SUPPLIED MATERIAL:
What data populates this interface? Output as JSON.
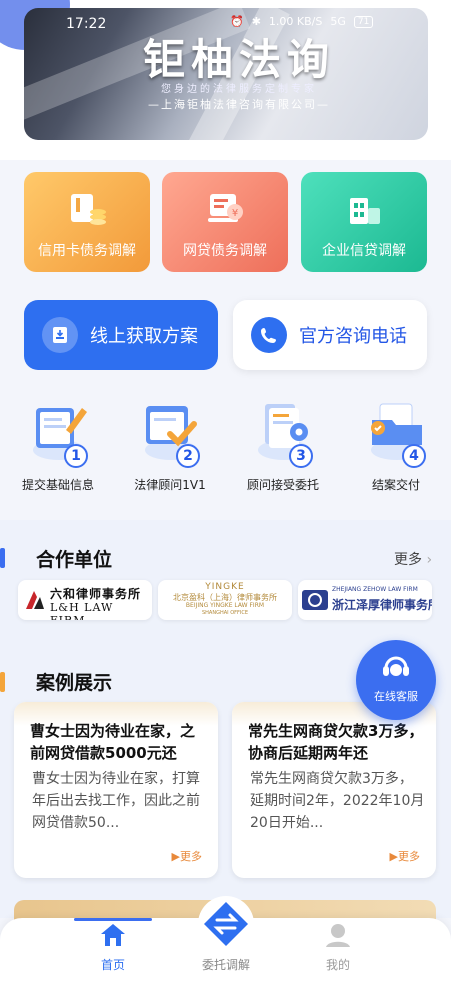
{
  "status_bar": {
    "time": "17:22",
    "speed": "1.00 KB/S",
    "network": "5G",
    "battery": "71"
  },
  "banner": {
    "title": "钜柚法询",
    "subtitle": "您身边的法律服务定制专家",
    "company": "—上海钜柚法律咨询有限公司—"
  },
  "services": [
    {
      "label": "信用卡债务调解",
      "color": "#f4a844",
      "icon": "credit-card-icon"
    },
    {
      "label": "网贷债务调解",
      "color": "#f07b63",
      "icon": "online-loan-icon"
    },
    {
      "label": "企业信贷调解",
      "color": "#2fc9a5",
      "icon": "enterprise-building-icon"
    }
  ],
  "actions": {
    "online_plan": "线上获取方案",
    "hotline": "官方咨询电话"
  },
  "steps": [
    {
      "label": "提交基础信息",
      "num": "1"
    },
    {
      "label": "法律顾问1V1",
      "num": "2"
    },
    {
      "label": "顾问接受委托",
      "num": "3"
    },
    {
      "label": "结案交付",
      "num": "4"
    }
  ],
  "partners": {
    "title": "合作单位",
    "more": "更多",
    "items": [
      {
        "cn": "六和律师事务所",
        "en": "L&H LAW FIRM"
      },
      {
        "brand": "YINGKE",
        "cn": "北京盈科（上海）律师事务所",
        "en": "BEIJING YINGKE LAW FIRM",
        "office": "SHANGHAI OFFICE"
      },
      {
        "en": "ZHEJIANG ZEHOW LAW FIRM",
        "cn": "浙江泽厚律师事务所"
      }
    ]
  },
  "cases": {
    "title": "案例展示",
    "items": [
      {
        "title": "曹女士因为待业在家，之前网贷借款5000元还",
        "desc": "曹女士因为待业在家，打算年后出去找工作，因此之前网贷借款50...",
        "more": "▶更多"
      },
      {
        "title": "常先生网商贷欠款3万多，协商后延期两年还",
        "desc": "常先生网商贷欠款3万多，延期时间2年，2022年10月20日开始...",
        "more": "▶更多"
      }
    ]
  },
  "customer_service": "在线客服",
  "bottom_nav": {
    "home": "首页",
    "delegate": "委托调解",
    "mine": "我的"
  },
  "colors": {
    "accent": "#3b6ef0",
    "primary_button": "#2e6ff0"
  }
}
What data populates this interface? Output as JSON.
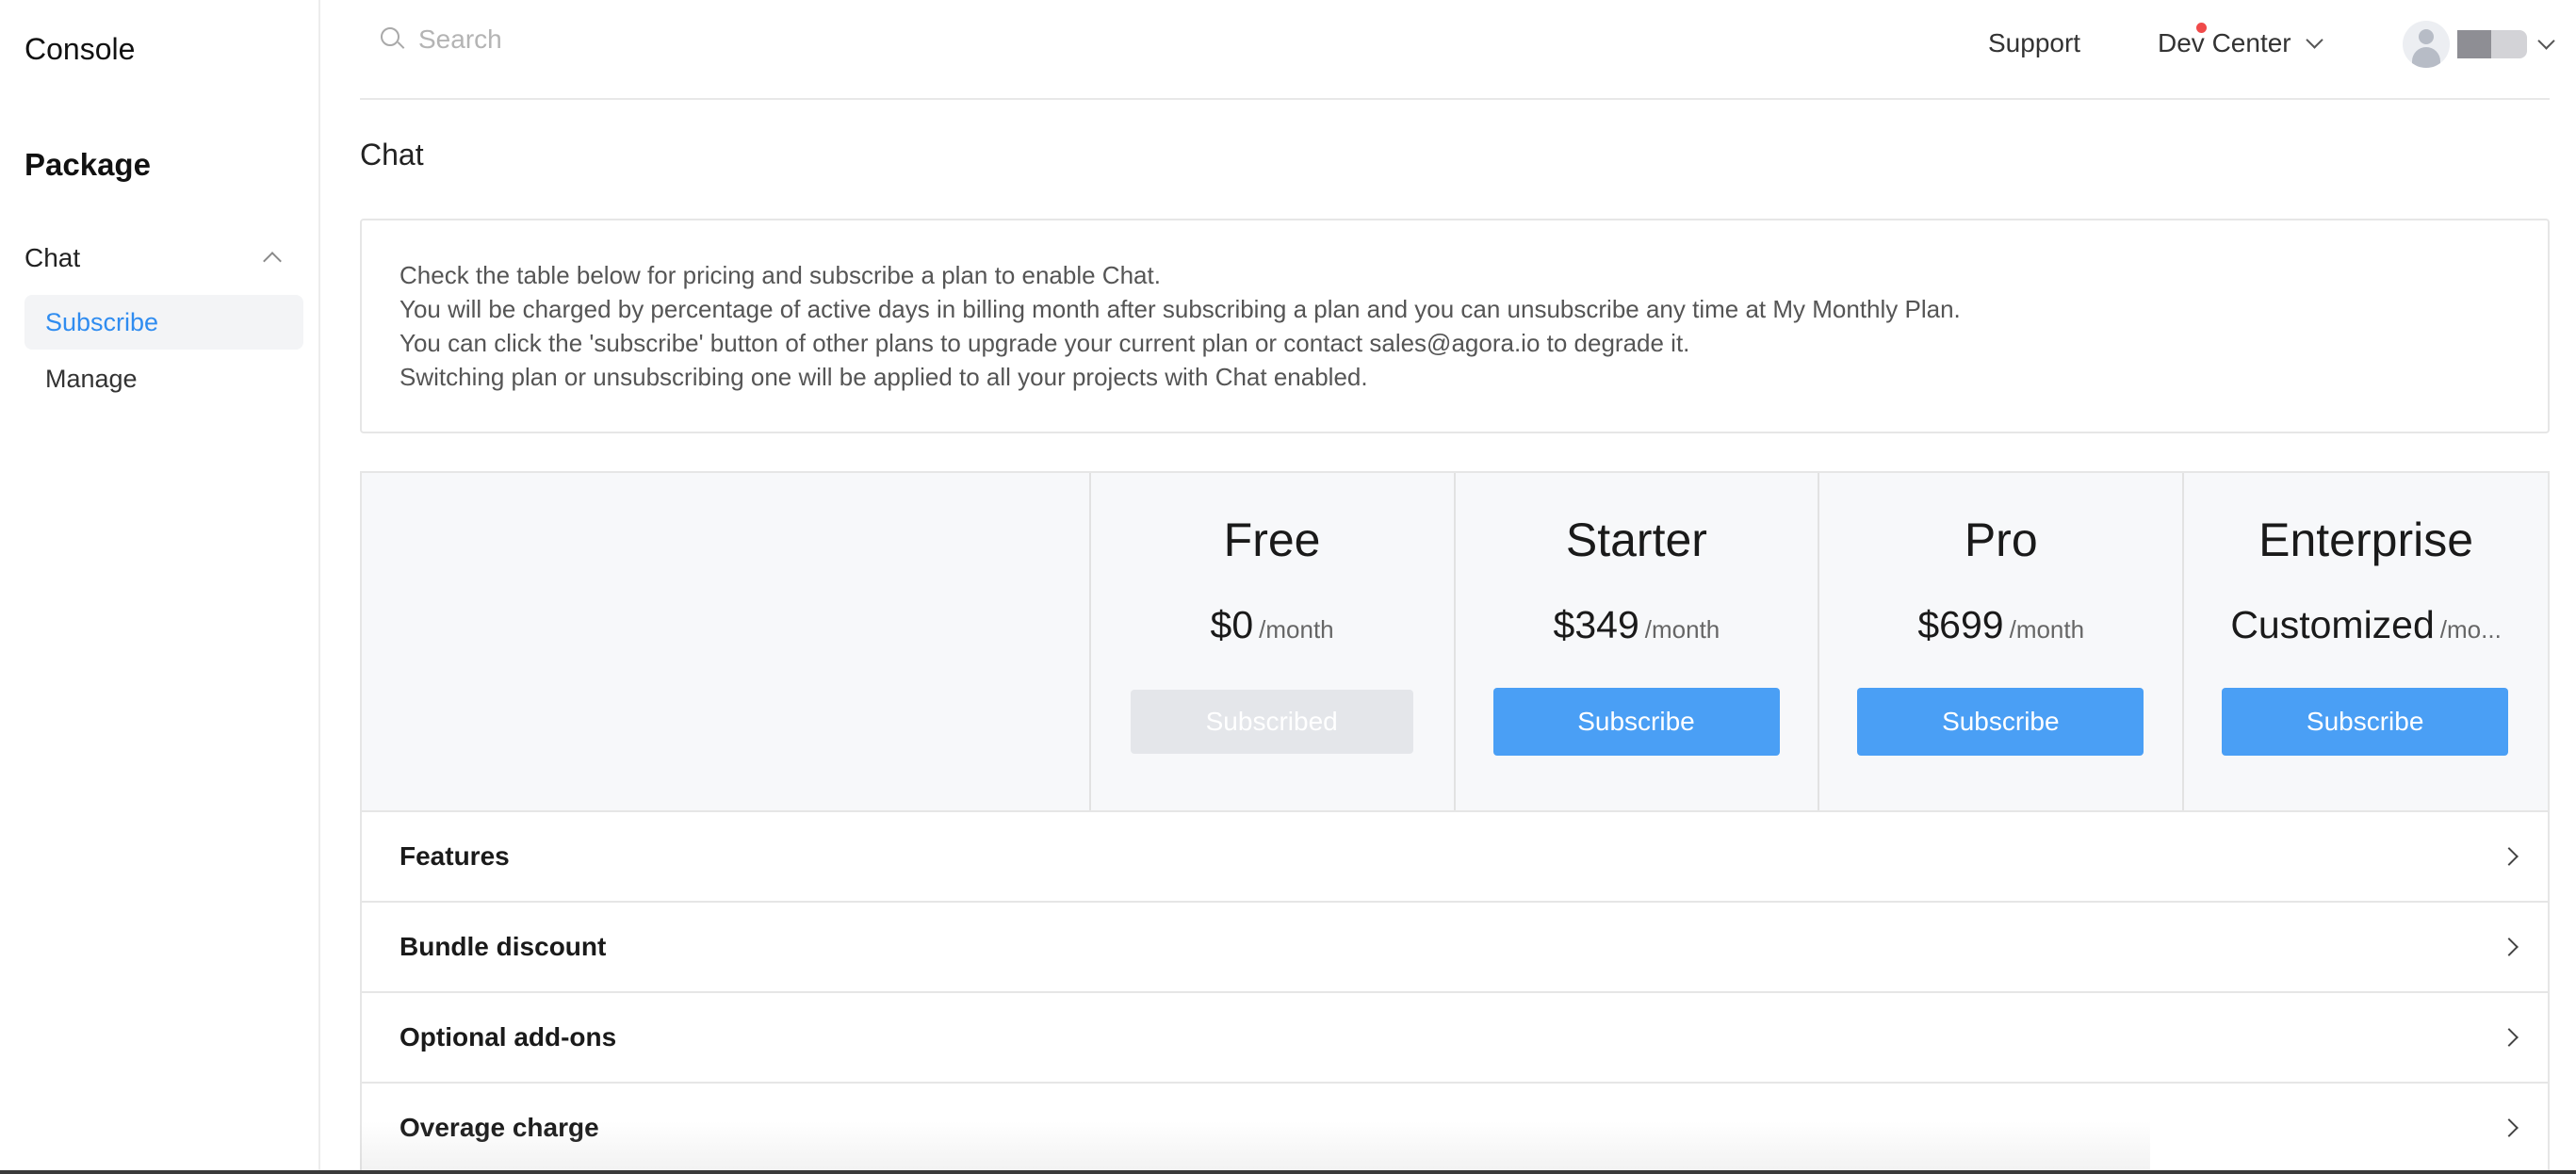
{
  "sidebar": {
    "brand": "Console",
    "section_title": "Package",
    "group_label": "Chat",
    "items": [
      {
        "label": "Subscribe"
      },
      {
        "label": "Manage"
      }
    ]
  },
  "topbar": {
    "search_placeholder": "Search",
    "support_label": "Support",
    "devcenter_label": "Dev Center"
  },
  "page": {
    "title": "Chat",
    "notice_lines": [
      "Check the table below for pricing and subscribe a plan to enable Chat.",
      "You will be charged by percentage of active days in billing month after subscribing a plan and you can unsubscribe any time at My Monthly Plan.",
      "You can click the 'subscribe' button of other plans to upgrade your current plan or contact sales@agora.io to degrade it.",
      "Switching plan or unsubscribing one will be applied to all your projects with Chat enabled."
    ]
  },
  "plans": [
    {
      "name": "Free",
      "price": "$0",
      "period": "/month",
      "button": "Subscribed"
    },
    {
      "name": "Starter",
      "price": "$349",
      "period": "/month",
      "button": "Subscribe"
    },
    {
      "name": "Pro",
      "price": "$699",
      "period": "/month",
      "button": "Subscribe"
    },
    {
      "name": "Enterprise",
      "price": "Customized",
      "period": "/mo...",
      "button": "Subscribe"
    }
  ],
  "sections": [
    {
      "label": "Features"
    },
    {
      "label": "Bundle discount"
    },
    {
      "label": "Optional add-ons"
    },
    {
      "label": "Overage charge"
    }
  ],
  "colors": {
    "accent": "#4a9ff5",
    "active_link": "#2f8cf0",
    "notification_dot": "#f04a4a"
  }
}
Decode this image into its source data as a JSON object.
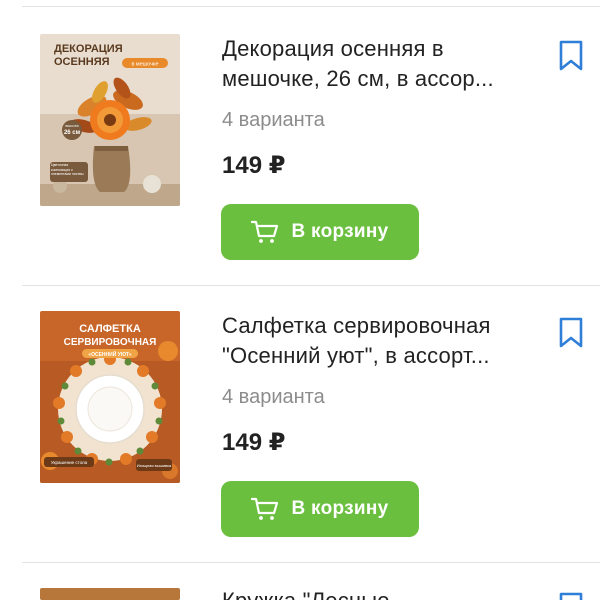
{
  "products": [
    {
      "title": "Декорация осенняя в мешочке, 26 см, в ассор...",
      "variants": "4 варианта",
      "price": "149 ₽",
      "cart_label": "В корзину",
      "image_text": {
        "line1": "ДЕКОРАЦИЯ",
        "line2": "ОСЕННЯЯ",
        "tag": "в мешочке",
        "size_top": "высота",
        "size_value": "26 см",
        "caption": "Цветочная композиция с элементами листвы"
      }
    },
    {
      "title": "Салфетка сервировочная \"Осенний уют\", в ассорт...",
      "variants": "4 варианта",
      "price": "149 ₽",
      "cart_label": "В корзину",
      "image_text": {
        "line1": "САЛФЕТКА",
        "line2": "СЕРВИРОВОЧНАЯ",
        "tag": "«ОСЕННИЙ УЮТ»",
        "badge_left": "Украшение стола",
        "badge_right": "Изящная вышивка"
      }
    },
    {
      "title": "Кружка \"Лесные..."
    }
  ],
  "colors": {
    "cart_button": "#6bbf3e",
    "bookmark": "#2f7fd8",
    "price_text": "#222222",
    "variants_text": "#8c8c8c"
  },
  "icons": {
    "cart": "cart-icon",
    "bookmark": "bookmark-icon"
  }
}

WHAT YOU WILL DO:
Copy the data character for character, but drop all pictures from the copy.

WRITTEN SOLUTION:
What data populates this interface? Output as JSON.
{
  "status_bar": {
    "time": "17:22",
    "speed": "1.00 KB/S",
    "network": "5G",
    "battery": "71"
  },
  "banner": {
    "title": "钜柚法询",
    "subtitle": "您身边的法律服务定制专家",
    "company": "—上海钜柚法律咨询有限公司—"
  },
  "services": [
    {
      "label": "信用卡债务调解",
      "color": "#f4a844",
      "icon": "credit-card-icon"
    },
    {
      "label": "网贷债务调解",
      "color": "#f07b63",
      "icon": "online-loan-icon"
    },
    {
      "label": "企业信贷调解",
      "color": "#2fc9a5",
      "icon": "enterprise-building-icon"
    }
  ],
  "actions": {
    "online_plan": "线上获取方案",
    "hotline": "官方咨询电话"
  },
  "steps": [
    {
      "label": "提交基础信息",
      "num": "1"
    },
    {
      "label": "法律顾问1V1",
      "num": "2"
    },
    {
      "label": "顾问接受委托",
      "num": "3"
    },
    {
      "label": "结案交付",
      "num": "4"
    }
  ],
  "partners": {
    "title": "合作单位",
    "more": "更多",
    "items": [
      {
        "cn": "六和律师事务所",
        "en": "L&H LAW FIRM"
      },
      {
        "brand": "YINGKE",
        "cn": "北京盈科（上海）律师事务所",
        "en": "BEIJING YINGKE LAW FIRM",
        "office": "SHANGHAI OFFICE"
      },
      {
        "en": "ZHEJIANG ZEHOW LAW FIRM",
        "cn": "浙江泽厚律师事务所"
      }
    ]
  },
  "cases": {
    "title": "案例展示",
    "items": [
      {
        "title": "曹女士因为待业在家，之前网贷借款5000元还",
        "desc": "曹女士因为待业在家，打算年后出去找工作，因此之前网贷借款50...",
        "more": "▶更多"
      },
      {
        "title": "常先生网商贷欠款3万多，协商后延期两年还",
        "desc": "常先生网商贷欠款3万多，延期时间2年，2022年10月20日开始...",
        "more": "▶更多"
      }
    ]
  },
  "customer_service": "在线客服",
  "bottom_nav": {
    "home": "首页",
    "delegate": "委托调解",
    "mine": "我的"
  },
  "colors": {
    "accent": "#3b6ef0",
    "primary_button": "#2e6ff0"
  }
}
What data populates this interface? Output as JSON.
{
  "sidebar": {
    "brand": "Console",
    "section_title": "Package",
    "group_label": "Chat",
    "items": [
      {
        "label": "Subscribe"
      },
      {
        "label": "Manage"
      }
    ]
  },
  "topbar": {
    "search_placeholder": "Search",
    "support_label": "Support",
    "devcenter_label": "Dev Center"
  },
  "page": {
    "title": "Chat",
    "notice_lines": [
      "Check the table below for pricing and subscribe a plan to enable Chat.",
      "You will be charged by percentage of active days in billing month after subscribing a plan and you can unsubscribe any time at My Monthly Plan.",
      "You can click the 'subscribe' button of other plans to upgrade your current plan or contact sales@agora.io to degrade it.",
      "Switching plan or unsubscribing one will be applied to all your projects with Chat enabled."
    ]
  },
  "plans": [
    {
      "name": "Free",
      "price": "$0",
      "period": "/month",
      "button": "Subscribed"
    },
    {
      "name": "Starter",
      "price": "$349",
      "period": "/month",
      "button": "Subscribe"
    },
    {
      "name": "Pro",
      "price": "$699",
      "period": "/month",
      "button": "Subscribe"
    },
    {
      "name": "Enterprise",
      "price": "Customized",
      "period": "/mo...",
      "button": "Subscribe"
    }
  ],
  "sections": [
    {
      "label": "Features"
    },
    {
      "label": "Bundle discount"
    },
    {
      "label": "Optional add-ons"
    },
    {
      "label": "Overage charge"
    }
  ],
  "colors": {
    "accent": "#4a9ff5",
    "active_link": "#2f8cf0",
    "notification_dot": "#f04a4a"
  }
}
Decode this image into its source data as a JSON object.
{
  "products": [
    {
      "title": "Декорация осенняя в мешочке, 26 см, в ассор...",
      "variants": "4 варианта",
      "price": "149 ₽",
      "cart_label": "В корзину",
      "image_text": {
        "line1": "ДЕКОРАЦИЯ",
        "line2": "ОСЕННЯЯ",
        "tag": "в мешочке",
        "size_top": "высота",
        "size_value": "26 см",
        "caption": "Цветочная композиция с элементами листвы"
      }
    },
    {
      "title": "Салфетка сервировочная \"Осенний уют\", в ассорт...",
      "variants": "4 варианта",
      "price": "149 ₽",
      "cart_label": "В корзину",
      "image_text": {
        "line1": "САЛФЕТКА",
        "line2": "СЕРВИРОВОЧНАЯ",
        "tag": "«ОСЕННИЙ УЮТ»",
        "badge_left": "Украшение стола",
        "badge_right": "Изящная вышивка"
      }
    },
    {
      "title": "Кружка \"Лесные..."
    }
  ],
  "colors": {
    "cart_button": "#6bbf3e",
    "bookmark": "#2f7fd8",
    "price_text": "#222222",
    "variants_text": "#8c8c8c"
  },
  "icons": {
    "cart": "cart-icon",
    "bookmark": "bookmark-icon"
  }
}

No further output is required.